▶ **LISTED RECORDS**:

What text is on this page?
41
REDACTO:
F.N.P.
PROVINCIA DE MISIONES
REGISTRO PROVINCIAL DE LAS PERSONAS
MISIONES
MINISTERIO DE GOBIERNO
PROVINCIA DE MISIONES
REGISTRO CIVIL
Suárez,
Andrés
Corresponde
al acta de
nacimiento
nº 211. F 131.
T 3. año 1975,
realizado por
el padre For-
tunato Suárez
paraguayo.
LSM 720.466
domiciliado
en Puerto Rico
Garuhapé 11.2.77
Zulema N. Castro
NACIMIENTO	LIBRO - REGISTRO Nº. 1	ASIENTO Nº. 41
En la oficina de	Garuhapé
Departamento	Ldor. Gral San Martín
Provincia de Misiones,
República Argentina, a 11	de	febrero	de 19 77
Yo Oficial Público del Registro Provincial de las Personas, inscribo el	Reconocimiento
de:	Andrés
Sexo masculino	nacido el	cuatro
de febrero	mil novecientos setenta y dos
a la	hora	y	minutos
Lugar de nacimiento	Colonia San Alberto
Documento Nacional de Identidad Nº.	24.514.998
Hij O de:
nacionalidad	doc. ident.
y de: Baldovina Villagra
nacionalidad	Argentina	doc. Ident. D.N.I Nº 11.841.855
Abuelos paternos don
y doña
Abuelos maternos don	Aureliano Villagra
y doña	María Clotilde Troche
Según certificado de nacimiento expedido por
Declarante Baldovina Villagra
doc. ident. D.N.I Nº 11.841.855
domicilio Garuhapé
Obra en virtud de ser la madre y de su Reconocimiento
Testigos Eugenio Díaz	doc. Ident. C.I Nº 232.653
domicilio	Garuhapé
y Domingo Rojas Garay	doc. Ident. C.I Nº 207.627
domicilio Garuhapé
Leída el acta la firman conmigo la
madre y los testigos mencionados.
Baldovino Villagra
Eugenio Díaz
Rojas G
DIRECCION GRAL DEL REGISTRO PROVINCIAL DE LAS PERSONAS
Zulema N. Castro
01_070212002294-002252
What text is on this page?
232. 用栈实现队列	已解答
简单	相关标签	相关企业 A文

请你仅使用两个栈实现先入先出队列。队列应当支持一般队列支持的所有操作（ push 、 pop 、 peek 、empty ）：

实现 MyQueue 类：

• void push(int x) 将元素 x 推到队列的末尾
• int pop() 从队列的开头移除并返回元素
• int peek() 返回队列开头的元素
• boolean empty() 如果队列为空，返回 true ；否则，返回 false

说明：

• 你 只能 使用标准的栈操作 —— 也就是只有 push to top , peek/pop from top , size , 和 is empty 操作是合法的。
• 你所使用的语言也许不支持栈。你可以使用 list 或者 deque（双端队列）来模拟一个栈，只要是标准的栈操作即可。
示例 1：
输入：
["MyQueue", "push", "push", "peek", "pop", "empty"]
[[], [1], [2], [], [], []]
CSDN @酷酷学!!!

▶ **GOAL**:
What is the number of lines in the records that contain the word "Baldovina"? Answer with the number and nothing else.

▶ **TASK ANSWER**:
2